Begin Items

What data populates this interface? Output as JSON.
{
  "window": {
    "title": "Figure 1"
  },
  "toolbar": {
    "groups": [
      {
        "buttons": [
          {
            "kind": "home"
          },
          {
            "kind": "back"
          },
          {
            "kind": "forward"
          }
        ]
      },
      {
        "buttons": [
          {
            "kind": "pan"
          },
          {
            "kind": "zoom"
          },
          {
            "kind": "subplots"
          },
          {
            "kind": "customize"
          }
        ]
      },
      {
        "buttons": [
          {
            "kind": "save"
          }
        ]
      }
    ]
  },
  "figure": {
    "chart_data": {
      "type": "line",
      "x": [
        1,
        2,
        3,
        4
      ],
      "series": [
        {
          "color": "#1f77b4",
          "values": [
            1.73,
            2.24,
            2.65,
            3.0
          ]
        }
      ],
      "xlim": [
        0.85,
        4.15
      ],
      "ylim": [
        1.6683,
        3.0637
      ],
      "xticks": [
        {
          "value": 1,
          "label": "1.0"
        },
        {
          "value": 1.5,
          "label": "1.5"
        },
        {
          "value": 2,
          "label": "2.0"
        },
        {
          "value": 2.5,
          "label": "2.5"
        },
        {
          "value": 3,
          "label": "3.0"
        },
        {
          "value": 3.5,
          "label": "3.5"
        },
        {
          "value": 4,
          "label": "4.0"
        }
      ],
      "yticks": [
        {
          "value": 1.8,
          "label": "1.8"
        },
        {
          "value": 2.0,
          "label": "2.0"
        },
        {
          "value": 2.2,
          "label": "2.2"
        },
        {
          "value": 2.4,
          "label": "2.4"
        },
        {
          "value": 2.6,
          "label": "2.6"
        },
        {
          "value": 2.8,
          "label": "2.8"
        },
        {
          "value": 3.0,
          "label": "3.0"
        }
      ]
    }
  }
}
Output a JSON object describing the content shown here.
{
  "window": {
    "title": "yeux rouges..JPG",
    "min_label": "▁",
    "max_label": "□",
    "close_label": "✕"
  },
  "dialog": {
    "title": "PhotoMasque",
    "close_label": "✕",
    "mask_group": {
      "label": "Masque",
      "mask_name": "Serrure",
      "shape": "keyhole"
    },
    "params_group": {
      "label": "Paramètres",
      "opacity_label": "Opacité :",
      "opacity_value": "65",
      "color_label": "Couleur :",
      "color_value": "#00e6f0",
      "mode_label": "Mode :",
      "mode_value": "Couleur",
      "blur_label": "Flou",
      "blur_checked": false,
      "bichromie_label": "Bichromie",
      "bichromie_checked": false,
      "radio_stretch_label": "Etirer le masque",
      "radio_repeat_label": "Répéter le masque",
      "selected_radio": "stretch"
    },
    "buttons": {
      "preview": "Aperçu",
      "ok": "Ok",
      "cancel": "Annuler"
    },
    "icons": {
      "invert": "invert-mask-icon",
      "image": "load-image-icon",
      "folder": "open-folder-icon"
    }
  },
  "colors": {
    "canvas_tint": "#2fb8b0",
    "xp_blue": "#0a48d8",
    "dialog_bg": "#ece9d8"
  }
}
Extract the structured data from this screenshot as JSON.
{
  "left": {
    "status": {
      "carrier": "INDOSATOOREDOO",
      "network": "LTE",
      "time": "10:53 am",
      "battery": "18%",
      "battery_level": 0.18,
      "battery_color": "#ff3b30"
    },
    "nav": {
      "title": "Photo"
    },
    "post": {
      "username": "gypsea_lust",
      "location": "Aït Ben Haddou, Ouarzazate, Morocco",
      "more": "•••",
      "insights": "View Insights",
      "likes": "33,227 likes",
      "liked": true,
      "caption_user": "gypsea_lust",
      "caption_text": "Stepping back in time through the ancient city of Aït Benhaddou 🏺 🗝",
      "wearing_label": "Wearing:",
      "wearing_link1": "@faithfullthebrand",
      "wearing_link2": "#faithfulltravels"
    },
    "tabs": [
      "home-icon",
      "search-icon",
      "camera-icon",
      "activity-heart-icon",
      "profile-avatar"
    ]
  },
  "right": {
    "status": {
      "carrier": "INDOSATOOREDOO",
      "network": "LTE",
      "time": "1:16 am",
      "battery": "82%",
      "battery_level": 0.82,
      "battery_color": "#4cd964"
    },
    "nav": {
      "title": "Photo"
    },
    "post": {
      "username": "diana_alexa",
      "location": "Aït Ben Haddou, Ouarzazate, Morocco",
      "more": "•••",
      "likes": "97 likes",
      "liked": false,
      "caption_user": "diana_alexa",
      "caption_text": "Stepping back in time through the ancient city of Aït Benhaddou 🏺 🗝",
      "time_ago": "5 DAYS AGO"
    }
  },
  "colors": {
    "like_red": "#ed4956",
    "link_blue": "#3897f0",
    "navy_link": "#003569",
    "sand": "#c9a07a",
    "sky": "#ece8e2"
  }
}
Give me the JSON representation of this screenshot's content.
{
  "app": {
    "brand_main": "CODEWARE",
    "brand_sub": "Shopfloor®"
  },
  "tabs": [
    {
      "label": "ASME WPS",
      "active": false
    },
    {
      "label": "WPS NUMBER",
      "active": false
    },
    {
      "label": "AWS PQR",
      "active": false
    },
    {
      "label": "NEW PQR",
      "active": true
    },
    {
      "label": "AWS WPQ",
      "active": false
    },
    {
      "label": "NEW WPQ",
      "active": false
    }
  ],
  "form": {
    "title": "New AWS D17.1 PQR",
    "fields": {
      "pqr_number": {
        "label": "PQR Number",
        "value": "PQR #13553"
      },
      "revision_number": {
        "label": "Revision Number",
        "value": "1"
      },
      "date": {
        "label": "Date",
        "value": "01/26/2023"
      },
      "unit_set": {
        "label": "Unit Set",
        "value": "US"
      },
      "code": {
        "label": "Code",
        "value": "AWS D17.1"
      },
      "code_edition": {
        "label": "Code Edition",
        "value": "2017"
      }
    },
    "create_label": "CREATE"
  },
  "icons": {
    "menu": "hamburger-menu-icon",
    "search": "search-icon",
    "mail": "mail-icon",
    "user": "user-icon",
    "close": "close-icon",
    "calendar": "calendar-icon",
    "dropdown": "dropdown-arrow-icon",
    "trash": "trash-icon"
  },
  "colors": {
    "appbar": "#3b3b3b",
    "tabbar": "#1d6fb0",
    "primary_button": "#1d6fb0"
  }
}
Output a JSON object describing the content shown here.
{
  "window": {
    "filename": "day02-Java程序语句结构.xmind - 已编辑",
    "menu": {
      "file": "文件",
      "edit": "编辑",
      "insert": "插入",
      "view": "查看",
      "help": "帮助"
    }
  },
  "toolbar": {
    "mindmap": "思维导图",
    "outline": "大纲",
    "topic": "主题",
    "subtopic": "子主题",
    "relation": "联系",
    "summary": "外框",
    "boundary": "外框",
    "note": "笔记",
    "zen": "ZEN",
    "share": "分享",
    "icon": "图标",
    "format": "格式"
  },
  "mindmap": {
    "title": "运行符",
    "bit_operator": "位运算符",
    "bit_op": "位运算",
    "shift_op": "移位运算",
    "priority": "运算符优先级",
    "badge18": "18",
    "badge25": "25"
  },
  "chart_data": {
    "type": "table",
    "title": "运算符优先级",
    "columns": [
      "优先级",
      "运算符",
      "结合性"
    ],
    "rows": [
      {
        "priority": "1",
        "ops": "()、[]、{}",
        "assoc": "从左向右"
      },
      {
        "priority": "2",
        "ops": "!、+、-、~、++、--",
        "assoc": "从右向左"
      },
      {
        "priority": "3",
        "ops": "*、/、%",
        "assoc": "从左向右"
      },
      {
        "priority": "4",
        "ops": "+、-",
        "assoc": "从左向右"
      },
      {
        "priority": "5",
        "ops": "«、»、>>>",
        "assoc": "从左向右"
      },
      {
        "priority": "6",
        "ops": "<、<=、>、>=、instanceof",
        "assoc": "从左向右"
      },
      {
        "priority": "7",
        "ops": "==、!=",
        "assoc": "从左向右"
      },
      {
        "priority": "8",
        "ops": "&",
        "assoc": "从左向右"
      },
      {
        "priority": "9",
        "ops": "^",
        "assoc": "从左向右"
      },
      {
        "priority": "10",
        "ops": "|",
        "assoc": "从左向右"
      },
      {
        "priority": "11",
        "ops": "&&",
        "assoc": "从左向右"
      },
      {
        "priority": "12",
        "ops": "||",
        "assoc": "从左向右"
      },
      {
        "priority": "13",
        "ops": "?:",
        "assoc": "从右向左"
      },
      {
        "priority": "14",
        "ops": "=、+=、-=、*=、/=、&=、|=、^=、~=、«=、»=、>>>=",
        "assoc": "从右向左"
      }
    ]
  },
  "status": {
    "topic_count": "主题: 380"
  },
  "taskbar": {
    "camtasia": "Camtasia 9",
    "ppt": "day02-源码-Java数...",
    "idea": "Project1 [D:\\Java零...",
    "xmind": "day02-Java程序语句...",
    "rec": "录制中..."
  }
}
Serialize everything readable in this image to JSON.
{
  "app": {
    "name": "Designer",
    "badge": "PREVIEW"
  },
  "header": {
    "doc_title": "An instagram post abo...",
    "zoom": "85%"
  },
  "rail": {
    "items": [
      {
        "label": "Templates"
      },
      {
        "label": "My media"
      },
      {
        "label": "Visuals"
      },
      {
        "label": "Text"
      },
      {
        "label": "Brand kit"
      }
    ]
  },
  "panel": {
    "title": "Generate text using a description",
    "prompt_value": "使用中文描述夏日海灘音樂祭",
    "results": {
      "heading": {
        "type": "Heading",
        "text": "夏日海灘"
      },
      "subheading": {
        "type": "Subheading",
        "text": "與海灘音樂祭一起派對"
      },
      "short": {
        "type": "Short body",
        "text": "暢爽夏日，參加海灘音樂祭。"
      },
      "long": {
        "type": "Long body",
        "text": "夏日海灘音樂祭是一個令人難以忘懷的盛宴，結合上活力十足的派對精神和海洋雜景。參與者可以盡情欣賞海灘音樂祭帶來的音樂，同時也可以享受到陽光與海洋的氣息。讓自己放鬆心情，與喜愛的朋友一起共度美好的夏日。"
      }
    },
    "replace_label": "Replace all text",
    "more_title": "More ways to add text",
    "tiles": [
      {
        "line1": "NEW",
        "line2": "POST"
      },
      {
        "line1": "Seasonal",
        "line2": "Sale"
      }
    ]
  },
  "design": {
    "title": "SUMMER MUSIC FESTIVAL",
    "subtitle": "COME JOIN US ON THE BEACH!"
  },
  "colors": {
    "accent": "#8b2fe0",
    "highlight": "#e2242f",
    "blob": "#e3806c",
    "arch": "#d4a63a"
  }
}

End Items

_What to work on:_ Select every line above that contains the word "xmind", and copy it.

_Response for this exercise:_
    "filename": "day02-Java程序语句结构.xmind - 已编辑",
    "xmind": "day02-Java程序语句...",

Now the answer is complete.